**Exercise aim**
Extract the listing in its entirety, keeping each line identical to the original.

====

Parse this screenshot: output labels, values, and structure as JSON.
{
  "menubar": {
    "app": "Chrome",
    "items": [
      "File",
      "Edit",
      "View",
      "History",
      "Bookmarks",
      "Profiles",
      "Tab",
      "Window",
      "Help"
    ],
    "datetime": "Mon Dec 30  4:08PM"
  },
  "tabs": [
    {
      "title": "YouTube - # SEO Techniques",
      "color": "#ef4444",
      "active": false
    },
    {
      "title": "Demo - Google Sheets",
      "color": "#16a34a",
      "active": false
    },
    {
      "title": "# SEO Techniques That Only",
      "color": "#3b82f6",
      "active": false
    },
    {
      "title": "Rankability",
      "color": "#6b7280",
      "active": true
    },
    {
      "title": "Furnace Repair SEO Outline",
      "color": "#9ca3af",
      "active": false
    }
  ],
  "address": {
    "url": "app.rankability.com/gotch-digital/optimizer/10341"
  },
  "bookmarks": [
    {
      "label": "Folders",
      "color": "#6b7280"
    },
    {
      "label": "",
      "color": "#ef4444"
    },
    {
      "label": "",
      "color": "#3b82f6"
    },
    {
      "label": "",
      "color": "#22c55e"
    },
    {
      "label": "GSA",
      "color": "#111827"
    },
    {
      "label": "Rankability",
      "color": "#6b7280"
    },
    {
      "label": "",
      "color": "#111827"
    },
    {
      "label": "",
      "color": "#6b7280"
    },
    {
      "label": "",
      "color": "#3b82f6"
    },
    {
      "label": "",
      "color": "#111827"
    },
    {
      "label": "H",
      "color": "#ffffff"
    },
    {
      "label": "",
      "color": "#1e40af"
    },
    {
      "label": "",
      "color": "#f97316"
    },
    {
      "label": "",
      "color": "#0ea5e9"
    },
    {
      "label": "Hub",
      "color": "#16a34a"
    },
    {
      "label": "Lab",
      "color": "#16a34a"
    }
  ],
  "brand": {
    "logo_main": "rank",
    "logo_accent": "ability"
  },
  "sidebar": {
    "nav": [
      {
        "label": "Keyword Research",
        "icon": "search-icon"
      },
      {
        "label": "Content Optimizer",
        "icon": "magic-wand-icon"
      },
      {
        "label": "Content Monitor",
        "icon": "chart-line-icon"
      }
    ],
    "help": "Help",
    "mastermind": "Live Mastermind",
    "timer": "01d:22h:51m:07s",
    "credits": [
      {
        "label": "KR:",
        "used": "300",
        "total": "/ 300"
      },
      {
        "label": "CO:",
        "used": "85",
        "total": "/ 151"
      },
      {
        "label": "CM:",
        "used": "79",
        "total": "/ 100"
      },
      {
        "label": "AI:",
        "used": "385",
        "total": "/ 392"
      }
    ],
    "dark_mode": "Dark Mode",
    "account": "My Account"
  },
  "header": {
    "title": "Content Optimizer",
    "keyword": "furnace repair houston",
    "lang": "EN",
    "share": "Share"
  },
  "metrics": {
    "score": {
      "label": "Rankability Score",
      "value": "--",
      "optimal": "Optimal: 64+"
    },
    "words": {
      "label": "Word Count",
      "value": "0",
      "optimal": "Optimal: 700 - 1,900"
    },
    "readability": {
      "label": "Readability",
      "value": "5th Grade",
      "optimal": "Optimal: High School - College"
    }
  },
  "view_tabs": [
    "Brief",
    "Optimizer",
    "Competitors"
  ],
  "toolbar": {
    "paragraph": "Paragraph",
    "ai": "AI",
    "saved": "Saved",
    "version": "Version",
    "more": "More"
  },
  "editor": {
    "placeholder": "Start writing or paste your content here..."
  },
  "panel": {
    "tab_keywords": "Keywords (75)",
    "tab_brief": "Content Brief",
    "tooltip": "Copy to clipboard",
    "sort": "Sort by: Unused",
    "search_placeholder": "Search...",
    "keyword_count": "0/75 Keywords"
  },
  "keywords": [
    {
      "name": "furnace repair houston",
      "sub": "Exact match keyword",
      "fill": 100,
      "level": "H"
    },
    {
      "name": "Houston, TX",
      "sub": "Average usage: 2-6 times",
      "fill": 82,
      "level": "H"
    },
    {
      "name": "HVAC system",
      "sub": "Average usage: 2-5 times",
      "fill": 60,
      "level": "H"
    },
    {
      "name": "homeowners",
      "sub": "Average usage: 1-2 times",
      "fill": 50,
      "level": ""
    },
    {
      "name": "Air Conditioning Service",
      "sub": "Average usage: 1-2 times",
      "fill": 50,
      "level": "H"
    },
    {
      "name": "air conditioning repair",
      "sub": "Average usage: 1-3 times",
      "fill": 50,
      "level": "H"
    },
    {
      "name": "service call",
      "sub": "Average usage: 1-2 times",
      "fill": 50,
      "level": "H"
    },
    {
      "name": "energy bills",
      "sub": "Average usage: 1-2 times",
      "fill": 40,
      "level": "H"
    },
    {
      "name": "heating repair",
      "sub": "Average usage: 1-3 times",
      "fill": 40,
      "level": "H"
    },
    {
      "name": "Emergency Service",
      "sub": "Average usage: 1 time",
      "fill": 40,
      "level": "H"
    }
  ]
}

====

**The completed task**
Parse this screenshot: output labels, values, and structure as JSON.
{
  "menubar": {
    "app": "Chrome",
    "items": [
      "File",
      "Edit",
      "View",
      "History",
      "Bookmarks",
      "Profiles",
      "Tab",
      "Window",
      "Help"
    ],
    "datetime": "Mon Dec 30  4:08PM"
  },
  "tabs": [
    {
      "title": "YouTube - # SEO Techniques",
      "color": "#ef4444",
      "active": false
    },
    {
      "title": "Demo - Google Sheets",
      "color": "#16a34a",
      "active": false
    },
    {
      "title": "# SEO Techniques That Only",
      "color": "#3b82f6",
      "active": false
    },
    {
      "title": "Rankability",
      "color": "#6b7280",
      "active": true
    },
    {
      "title": "Furnace Repair SEO Outline",
      "color": "#9ca3af",
      "active": false
    }
  ],
  "address": {
    "url": "app.rankability.com/gotch-digital/optimizer/10341"
  },
  "bookmarks": [
    {
      "label": "Folders",
      "color": "#6b7280"
    },
    {
      "label": "",
      "color": "#ef4444"
    },
    {
      "label": "",
      "color": "#3b82f6"
    },
    {
      "label": "",
      "color": "#22c55e"
    },
    {
      "label": "GSA",
      "color": "#111827"
    },
    {
      "label": "Rankability",
      "color": "#6b7280"
    },
    {
      "label": "",
      "color": "#111827"
    },
    {
      "label": "",
      "color": "#6b7280"
    },
    {
      "label": "",
      "color": "#3b82f6"
    },
    {
      "label": "",
      "color": "#111827"
    },
    {
      "label": "H",
      "color": "#ffffff"
    },
    {
      "label": "",
      "color": "#1e40af"
    },
    {
      "label": "",
      "color": "#f97316"
    },
    {
      "label": "",
      "color": "#0ea5e9"
    },
    {
      "label": "Hub",
      "color": "#16a34a"
    },
    {
      "label": "Lab",
      "color": "#16a34a"
    }
  ],
  "brand": {
    "logo_main": "rank",
    "logo_accent": "ability"
  },
  "sidebar": {
    "nav": [
      {
        "label": "Keyword Research",
        "icon": "search-icon"
      },
      {
        "label": "Content Optimizer",
        "icon": "magic-wand-icon"
      },
      {
        "label": "Content Monitor",
        "icon": "chart-line-icon"
      }
    ],
    "help": "Help",
    "mastermind": "Live Mastermind",
    "timer": "01d:22h:51m:07s",
    "credits": [
      {
        "label": "KR:",
        "used": "300",
        "total": "/ 300"
      },
      {
        "label": "CO:",
        "used": "85",
        "total": "/ 151"
      },
      {
        "label": "CM:",
        "used": "79",
        "total": "/ 100"
      },
      {
        "label": "AI:",
        "used": "385",
        "total": "/ 392"
      }
    ],
    "dark_mode": "Dark Mode",
    "account": "My Account"
  },
  "header": {
    "title": "Content Optimizer",
    "keyword": "furnace repair houston",
    "lang": "EN",
    "share": "Share"
  },
  "metrics": {
    "score": {
      "label": "Rankability Score",
      "value": "--",
      "optimal": "Optimal: 64+"
    },
    "words": {
      "label": "Word Count",
      "value": "0",
      "optimal": "Optimal: 700 - 1,900"
    },
    "readability": {
      "label": "Readability",
      "value": "5th Grade",
      "optimal": "Optimal: High School - College"
    }
  },
  "view_tabs": [
    "Brief",
    "Optimizer",
    "Competitors"
  ],
  "toolbar": {
    "paragraph": "Paragraph",
    "ai": "AI",
    "saved": "Saved",
    "version": "Version",
    "more": "More"
  },
  "editor": {
    "placeholder": "Start writing or paste your content here..."
  },
  "panel": {
    "tab_keywords": "Keywords (75)",
    "tab_brief": "Content Brief",
    "tooltip": "Copy to clipboard",
    "sort": "Sort by: Unused",
    "search_placeholder": "Search...",
    "keyword_count": "0/75 Keywords"
  },
  "keywords": [
    {
      "name": "furnace repair houston",
      "sub": "Exact match keyword",
      "fill": 100,
      "level": "H"
    },
    {
      "name": "Houston, TX",
      "sub": "Average usage: 2-6 times",
      "fill": 82,
      "level": "H"
    },
    {
      "name": "HVAC system",
      "sub": "Average usage: 2-5 times",
      "fill": 60,
      "level": "H"
    },
    {
      "name": "homeowners",
      "sub": "Average usage: 1-2 times",
      "fill": 50,
      "level": ""
    },
    {
      "name": "Air Conditioning Service",
      "sub": "Average usage: 1-2 times",
      "fill": 50,
      "level": "H"
    },
    {
      "name": "air conditioning repair",
      "sub": "Average usage: 1-3 times",
      "fill": 50,
      "level": "H"
    },
    {
      "name": "service call",
      "sub": "Average usage: 1-2 times",
      "fill": 50,
      "level": "H"
    },
    {
      "name": "energy bills",
      "sub": "Average usage: 1-2 times",
      "fill": 40,
      "level": "H"
    },
    {
      "name": "heating repair",
      "sub": "Average usage: 1-3 times",
      "fill": 40,
      "level": "H"
    },
    {
      "name": "Emergency Service",
      "sub": "Average usage: 1 time",
      "fill": 40,
      "level": "H"
    }
  ]
}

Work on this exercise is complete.